§ **Requirement**
Transcribe the listing in full, excluding any pictures.

§ **Data excerpts**
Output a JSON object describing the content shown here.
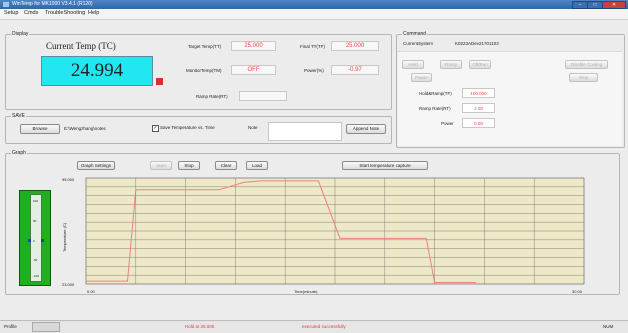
{
  "window": {
    "title": "WinTemp for MK1000 V3.4.1 (R120)",
    "minimize": "–",
    "maximize": "□",
    "close": "✕"
  },
  "menu": [
    "Setup",
    "Cmds",
    "TroubleShooting",
    "Help"
  ],
  "display": {
    "group_label": "Display",
    "current_temp_label": "Current Temp (TC)",
    "current_temp_value": "24.994",
    "target_temp_label": "Target Temp(TT)",
    "target_temp_value": "25.000",
    "final_temp_label": "Final TT(TF)",
    "final_temp_value": "25.000",
    "monitor_temp_label": "MonitorTemp(TM)",
    "monitor_temp_value": "OFF",
    "power_label": "Power(%)",
    "power_value": "-0.97",
    "ramp_rate_label": "Ramp Rate(RT)",
    "ramp_rate_value": ""
  },
  "command": {
    "group_label": "Command",
    "current_system_label": "CurrentSystem",
    "current_system_value": "K0223ADev21701103",
    "buttons_row1": [
      "Hold",
      "Ramp",
      "Off/Run"
    ],
    "pause": "Pause",
    "disable_cooling": "Disable Cooling",
    "stop": "Stop",
    "hold_ramp_label": "Hold&Ramp(TF)",
    "hold_ramp_value": "100.000",
    "ramp_rate_label": "Ramp Rate(RT)",
    "ramp_rate_value": "2.00",
    "power_label": "Power",
    "power_value": "0.00"
  },
  "save": {
    "group_label": "SAVE",
    "browse": "Browse",
    "path": "E:\\Wengzhang\\notes",
    "checkbox_label": "Save Temperature vs. Time",
    "note_label": "Note",
    "append_note": "Append Note"
  },
  "graph": {
    "group_label": "Graph",
    "buttons": [
      "Graph Settings",
      "Start",
      "Stop",
      "Clear",
      "Load"
    ],
    "capture_button": "Start temperature capture",
    "gauge_ticks": [
      "100",
      "50",
      "0",
      "-50",
      "-100"
    ]
  },
  "chart_data": {
    "type": "line",
    "ylabel": "Temperature (C)",
    "xlabel": "Time(minute)",
    "y_top_label": "95.000",
    "y_bottom_label": "23.000",
    "x_left_label": "0.00",
    "x_right_label": "30.00",
    "xlim": [
      0,
      30
    ],
    "ylim": [
      23,
      95
    ],
    "grid": true,
    "line_color": "#f08080",
    "plot_bg": "#ede8c8",
    "series": [
      {
        "x": [
          0,
          2.5,
          3,
          8,
          9.5,
          10.5,
          13.5,
          14,
          15.3,
          16.2,
          17.5,
          20.5,
          21.0,
          23.5
        ],
        "y": [
          25,
          25,
          87,
          87,
          92,
          93,
          93,
          93,
          54,
          54,
          54,
          54,
          24,
          24
        ]
      }
    ]
  },
  "status": {
    "profile": "Profile",
    "message1": "Hold at 25.000",
    "message2": "executed successfully",
    "num": "NUM"
  }
}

§ **Expected answer**
Output a JSON object describing the content shown here.
{
  "window": {
    "title": "WinTemp for MK1000 V3.4.1 (R120)",
    "minimize": "–",
    "maximize": "□",
    "close": "✕"
  },
  "menu": [
    "Setup",
    "Cmds",
    "TroubleShooting",
    "Help"
  ],
  "display": {
    "group_label": "Display",
    "current_temp_label": "Current Temp (TC)",
    "current_temp_value": "24.994",
    "target_temp_label": "Target Temp(TT)",
    "target_temp_value": "25.000",
    "final_temp_label": "Final TT(TF)",
    "final_temp_value": "25.000",
    "monitor_temp_label": "MonitorTemp(TM)",
    "monitor_temp_value": "OFF",
    "power_label": "Power(%)",
    "power_value": "-0.97",
    "ramp_rate_label": "Ramp Rate(RT)",
    "ramp_rate_value": ""
  },
  "command": {
    "group_label": "Command",
    "current_system_label": "CurrentSystem",
    "current_system_value": "K0223ADev21701103",
    "buttons_row1": [
      "Hold",
      "Ramp",
      "Off/Run"
    ],
    "pause": "Pause",
    "disable_cooling": "Disable Cooling",
    "stop": "Stop",
    "hold_ramp_label": "Hold&Ramp(TF)",
    "hold_ramp_value": "100.000",
    "ramp_rate_label": "Ramp Rate(RT)",
    "ramp_rate_value": "2.00",
    "power_label": "Power",
    "power_value": "0.00"
  },
  "save": {
    "group_label": "SAVE",
    "browse": "Browse",
    "path": "E:\\Wengzhang\\notes",
    "checkbox_label": "Save Temperature vs. Time",
    "note_label": "Note",
    "append_note": "Append Note"
  },
  "graph": {
    "group_label": "Graph",
    "buttons": [
      "Graph Settings",
      "Start",
      "Stop",
      "Clear",
      "Load"
    ],
    "capture_button": "Start temperature capture",
    "gauge_ticks": [
      "100",
      "50",
      "0",
      "-50",
      "-100"
    ]
  },
  "chart_data": {
    "type": "line",
    "ylabel": "Temperature (C)",
    "xlabel": "Time(minute)",
    "y_top_label": "95.000",
    "y_bottom_label": "23.000",
    "x_left_label": "0.00",
    "x_right_label": "30.00",
    "xlim": [
      0,
      30
    ],
    "ylim": [
      23,
      95
    ],
    "grid": true,
    "line_color": "#f08080",
    "plot_bg": "#ede8c8",
    "series": [
      {
        "x": [
          0,
          2.5,
          3,
          8,
          9.5,
          10.5,
          13.5,
          14,
          15.3,
          16.2,
          17.5,
          20.5,
          21.0,
          23.5
        ],
        "y": [
          25,
          25,
          87,
          87,
          92,
          93,
          93,
          93,
          54,
          54,
          54,
          54,
          24,
          24
        ]
      }
    ]
  },
  "status": {
    "profile": "Profile",
    "message1": "Hold at 25.000",
    "message2": "executed successfully",
    "num": "NUM"
  }
}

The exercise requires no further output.